■ **What is needed**
Return each line of the listing that contains the string "определения".

Collected data:
---*---

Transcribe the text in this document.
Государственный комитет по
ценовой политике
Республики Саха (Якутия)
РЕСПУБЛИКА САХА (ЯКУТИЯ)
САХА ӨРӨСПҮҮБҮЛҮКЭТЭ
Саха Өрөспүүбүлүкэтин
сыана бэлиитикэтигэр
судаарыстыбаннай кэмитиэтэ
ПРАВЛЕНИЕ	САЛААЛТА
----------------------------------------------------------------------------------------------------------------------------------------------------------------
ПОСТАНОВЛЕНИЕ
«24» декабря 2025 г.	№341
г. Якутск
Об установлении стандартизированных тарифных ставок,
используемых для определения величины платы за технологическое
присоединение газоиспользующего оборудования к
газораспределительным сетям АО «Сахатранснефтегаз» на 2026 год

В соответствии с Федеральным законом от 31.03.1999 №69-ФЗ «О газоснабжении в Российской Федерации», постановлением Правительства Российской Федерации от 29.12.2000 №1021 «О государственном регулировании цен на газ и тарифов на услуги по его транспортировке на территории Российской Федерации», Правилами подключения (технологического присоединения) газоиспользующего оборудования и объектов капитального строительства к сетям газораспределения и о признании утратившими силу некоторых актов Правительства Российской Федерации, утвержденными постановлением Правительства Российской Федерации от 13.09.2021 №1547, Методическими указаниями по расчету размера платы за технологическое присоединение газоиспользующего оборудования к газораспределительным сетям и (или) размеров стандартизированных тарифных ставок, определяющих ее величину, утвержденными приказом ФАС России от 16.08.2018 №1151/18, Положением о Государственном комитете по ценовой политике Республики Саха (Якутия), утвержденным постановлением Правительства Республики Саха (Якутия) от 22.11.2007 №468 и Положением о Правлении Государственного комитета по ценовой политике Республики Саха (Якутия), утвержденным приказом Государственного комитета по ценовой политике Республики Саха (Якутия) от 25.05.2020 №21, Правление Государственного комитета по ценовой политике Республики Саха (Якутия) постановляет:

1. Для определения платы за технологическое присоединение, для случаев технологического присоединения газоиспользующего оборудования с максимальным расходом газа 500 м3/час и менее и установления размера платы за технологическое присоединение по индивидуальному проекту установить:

---*---

■ **Response to the task**
используемых для определения величины платы за технологическое
1. Для определения платы за технологическое присоединение, для случаев технологического присоединения газоиспользующего оборудования с максимальным расходом газа 500 м3/час и менее и установления размера платы за технологическое присоединение по индивидуальному проекту установить:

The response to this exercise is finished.